Stored entries:
==============================

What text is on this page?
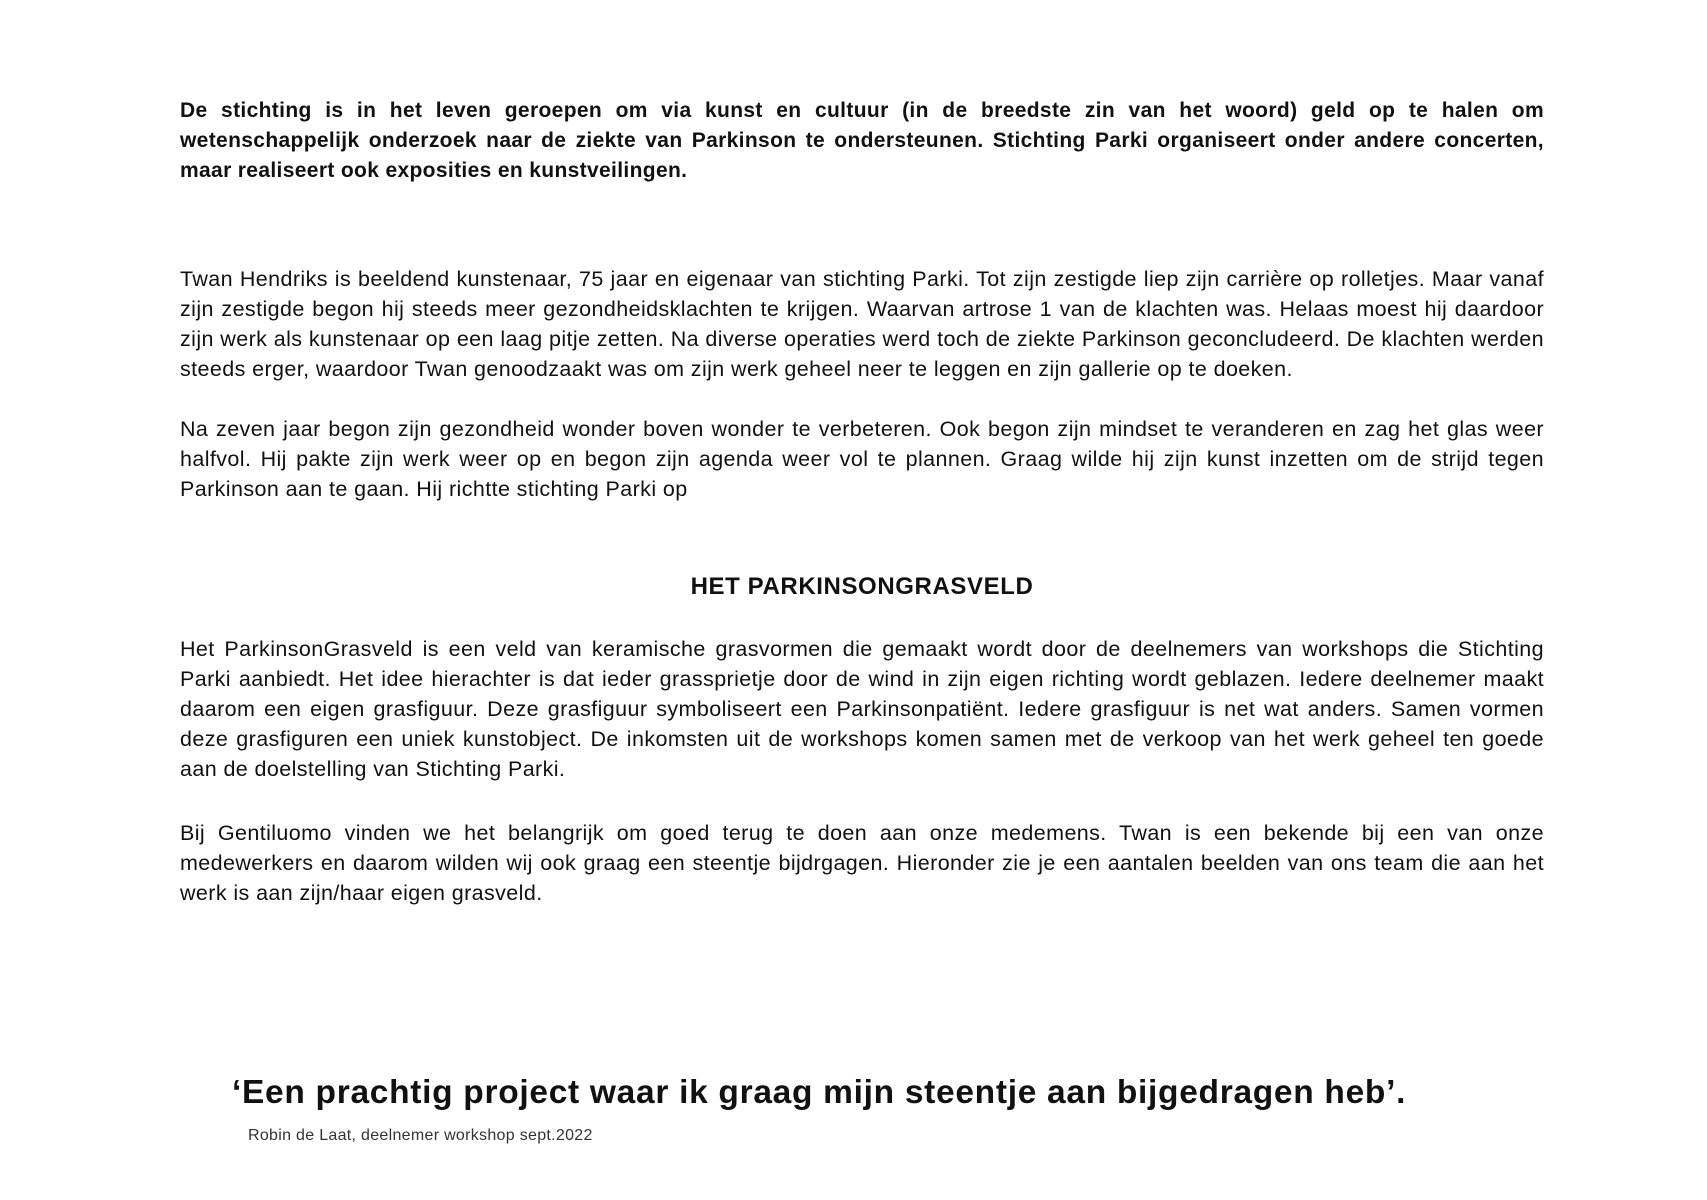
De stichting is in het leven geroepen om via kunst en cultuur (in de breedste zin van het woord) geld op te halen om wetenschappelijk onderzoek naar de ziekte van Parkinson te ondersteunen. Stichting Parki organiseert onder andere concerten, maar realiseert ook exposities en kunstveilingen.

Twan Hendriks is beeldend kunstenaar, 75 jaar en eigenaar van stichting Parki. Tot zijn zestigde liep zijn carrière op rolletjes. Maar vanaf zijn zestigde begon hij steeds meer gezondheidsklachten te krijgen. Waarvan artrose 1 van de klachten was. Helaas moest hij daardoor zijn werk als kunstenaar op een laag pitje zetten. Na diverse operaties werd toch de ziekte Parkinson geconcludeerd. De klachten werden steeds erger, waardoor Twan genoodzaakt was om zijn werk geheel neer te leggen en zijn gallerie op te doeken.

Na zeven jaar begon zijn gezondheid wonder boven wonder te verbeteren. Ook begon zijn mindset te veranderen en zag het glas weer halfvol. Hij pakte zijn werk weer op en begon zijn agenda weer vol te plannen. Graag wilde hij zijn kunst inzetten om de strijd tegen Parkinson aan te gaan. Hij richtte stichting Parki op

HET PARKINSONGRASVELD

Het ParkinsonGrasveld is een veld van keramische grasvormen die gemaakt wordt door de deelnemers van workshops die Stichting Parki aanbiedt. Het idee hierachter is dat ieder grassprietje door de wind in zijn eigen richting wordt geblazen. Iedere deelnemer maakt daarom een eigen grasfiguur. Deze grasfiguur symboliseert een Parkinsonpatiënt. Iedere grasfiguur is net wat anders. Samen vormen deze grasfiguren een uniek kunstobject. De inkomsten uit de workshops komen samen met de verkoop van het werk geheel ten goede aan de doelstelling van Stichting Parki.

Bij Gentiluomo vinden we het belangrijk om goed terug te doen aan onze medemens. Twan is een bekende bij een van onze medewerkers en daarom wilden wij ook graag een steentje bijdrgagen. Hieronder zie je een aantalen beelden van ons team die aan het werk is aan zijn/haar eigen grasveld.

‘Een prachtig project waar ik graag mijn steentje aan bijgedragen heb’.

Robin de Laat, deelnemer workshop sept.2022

==============================

Produce an exact copy of each line of data, skipping embedded images.

**THE SOLUTION**
What text is on this page?
De stichting is in het leven geroepen om via kunst en cultuur (in de breedste zin van het woord) geld op te halen om wetenschappelijk onderzoek naar de ziekte van Parkinson te ondersteunen. Stichting Parki organiseert onder andere concerten, maar realiseert ook exposities en kunstveilingen.

Twan Hendriks is beeldend kunstenaar, 75 jaar en eigenaar van stichting Parki. Tot zijn zestigde liep zijn carrière op rolletjes. Maar vanaf zijn zestigde begon hij steeds meer gezondheidsklachten te krijgen. Waarvan artrose 1 van de klachten was. Helaas moest hij daardoor zijn werk als kunstenaar op een laag pitje zetten. Na diverse operaties werd toch de ziekte Parkinson geconcludeerd. De klachten werden steeds erger, waardoor Twan genoodzaakt was om zijn werk geheel neer te leggen en zijn gallerie op te doeken.

Na zeven jaar begon zijn gezondheid wonder boven wonder te verbeteren. Ook begon zijn mindset te veranderen en zag het glas weer halfvol. Hij pakte zijn werk weer op en begon zijn agenda weer vol te plannen. Graag wilde hij zijn kunst inzetten om de strijd tegen Parkinson aan te gaan. Hij richtte stichting Parki op

HET PARKINSONGRASVELD

Het ParkinsonGrasveld is een veld van keramische grasvormen die gemaakt wordt door de deelnemers van workshops die Stichting Parki aanbiedt. Het idee hierachter is dat ieder grassprietje door de wind in zijn eigen richting wordt geblazen. Iedere deelnemer maakt daarom een eigen grasfiguur. Deze grasfiguur symboliseert een Parkinsonpatiënt. Iedere grasfiguur is net wat anders. Samen vormen deze grasfiguren een uniek kunstobject. De inkomsten uit de workshops komen samen met de verkoop van het werk geheel ten goede aan de doelstelling van Stichting Parki.

Bij Gentiluomo vinden we het belangrijk om goed terug te doen aan onze medemens. Twan is een bekende bij een van onze medewerkers en daarom wilden wij ook graag een steentje bijdrgagen. Hieronder zie je een aantalen beelden van ons team die aan het werk is aan zijn/haar eigen grasveld.

‘Een prachtig project waar ik graag mijn steentje aan bijgedragen heb’.

Robin de Laat, deelnemer workshop sept.2022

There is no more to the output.